▶ _Dataset records_:
[START]

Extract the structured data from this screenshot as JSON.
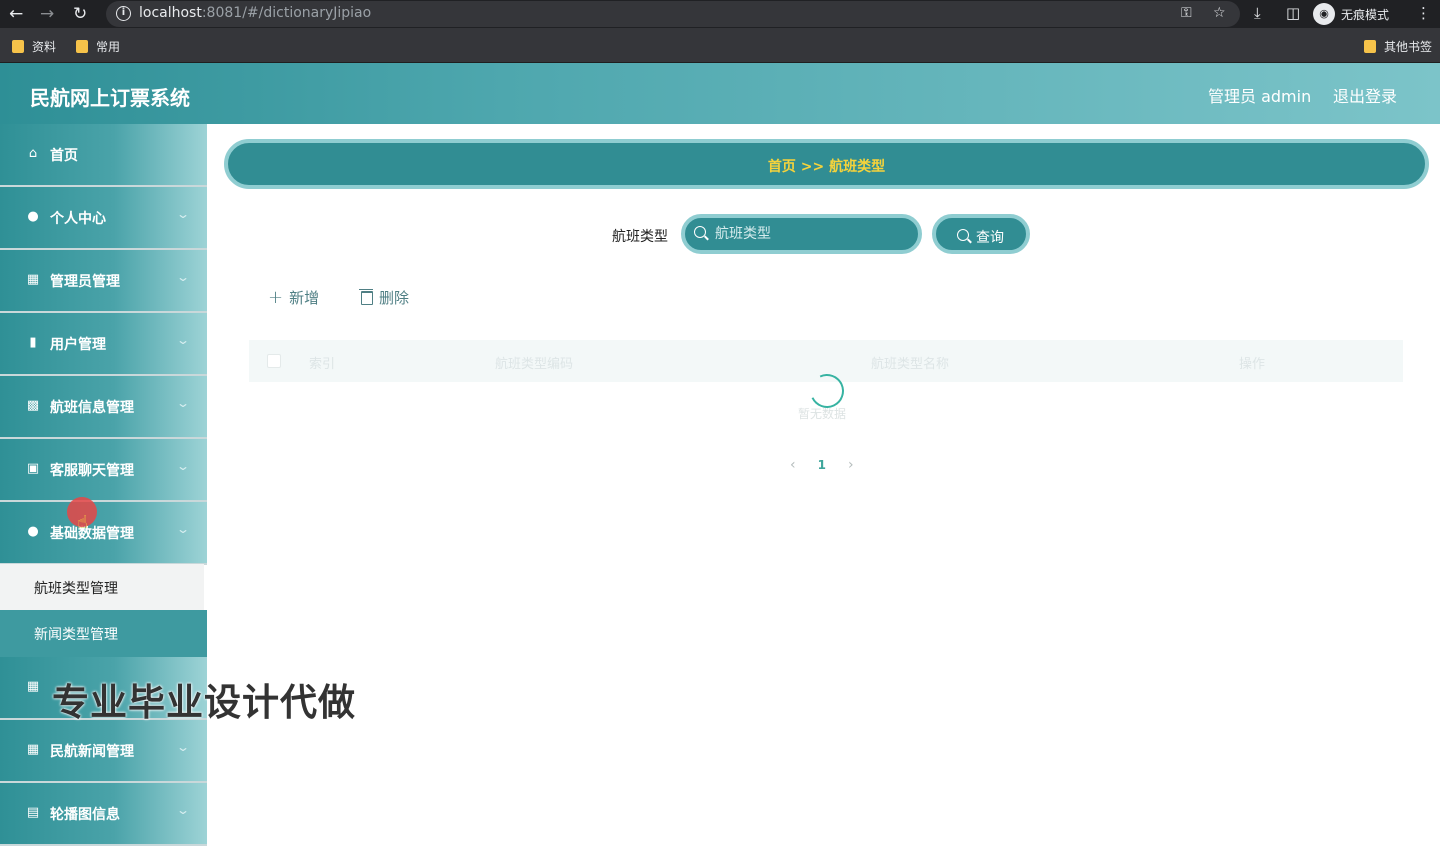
{
  "browser": {
    "url_host": "localhost",
    "url_rest": ":8081/#/dictionaryJipiao",
    "incognito_label": "无痕模式",
    "bookmarks": [
      "资料",
      "常用"
    ],
    "other_bookmarks": "其他书签"
  },
  "header": {
    "title": "民航网上订票系统",
    "user": "管理员 admin",
    "logout": "退出登录"
  },
  "sidebar": {
    "items": [
      {
        "label": "首页",
        "icon": "home-icon"
      },
      {
        "label": "个人中心",
        "icon": "user-icon"
      },
      {
        "label": "管理员管理",
        "icon": "grid-icon"
      },
      {
        "label": "用户管理",
        "icon": "chart-icon"
      },
      {
        "label": "航班信息管理",
        "icon": "monitor-icon"
      },
      {
        "label": "客服聊天管理",
        "icon": "chat-icon"
      },
      {
        "label": "基础数据管理",
        "icon": "user-icon"
      },
      {
        "label": "民航新闻管理",
        "icon": "grid-icon"
      },
      {
        "label": "轮播图信息",
        "icon": "clipboard-icon"
      }
    ],
    "submenu": {
      "active": "航班类型管理",
      "other": "新闻类型管理"
    },
    "watermark": "专业毕业设计代做"
  },
  "main": {
    "breadcrumb": "首页  >>  航班类型",
    "search": {
      "label": "航班类型",
      "placeholder": "航班类型",
      "button": "查询"
    },
    "actions": {
      "add": "新增",
      "delete": "删除"
    },
    "table": {
      "columns": [
        "索引",
        "航班类型编码",
        "航班类型名称",
        "操作"
      ],
      "empty_text": "暂无数据"
    },
    "pagination": {
      "current": "1"
    }
  }
}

[END]

▶ _Given request_: Each entry shown above must be quoted exactly, with its pictures left out.

▶ _Solution for this problem_:
Extract the structured data from this screenshot as JSON.
{
  "browser": {
    "url_host": "localhost",
    "url_rest": ":8081/#/dictionaryJipiao",
    "incognito_label": "无痕模式",
    "bookmarks": [
      "资料",
      "常用"
    ],
    "other_bookmarks": "其他书签"
  },
  "header": {
    "title": "民航网上订票系统",
    "user": "管理员 admin",
    "logout": "退出登录"
  },
  "sidebar": {
    "items": [
      {
        "label": "首页",
        "icon": "home-icon"
      },
      {
        "label": "个人中心",
        "icon": "user-icon"
      },
      {
        "label": "管理员管理",
        "icon": "grid-icon"
      },
      {
        "label": "用户管理",
        "icon": "chart-icon"
      },
      {
        "label": "航班信息管理",
        "icon": "monitor-icon"
      },
      {
        "label": "客服聊天管理",
        "icon": "chat-icon"
      },
      {
        "label": "基础数据管理",
        "icon": "user-icon"
      },
      {
        "label": "民航新闻管理",
        "icon": "grid-icon"
      },
      {
        "label": "轮播图信息",
        "icon": "clipboard-icon"
      }
    ],
    "submenu": {
      "active": "航班类型管理",
      "other": "新闻类型管理"
    },
    "watermark": "专业毕业设计代做"
  },
  "main": {
    "breadcrumb": "首页  >>  航班类型",
    "search": {
      "label": "航班类型",
      "placeholder": "航班类型",
      "button": "查询"
    },
    "actions": {
      "add": "新增",
      "delete": "删除"
    },
    "table": {
      "columns": [
        "索引",
        "航班类型编码",
        "航班类型名称",
        "操作"
      ],
      "empty_text": "暂无数据"
    },
    "pagination": {
      "current": "1"
    }
  }
}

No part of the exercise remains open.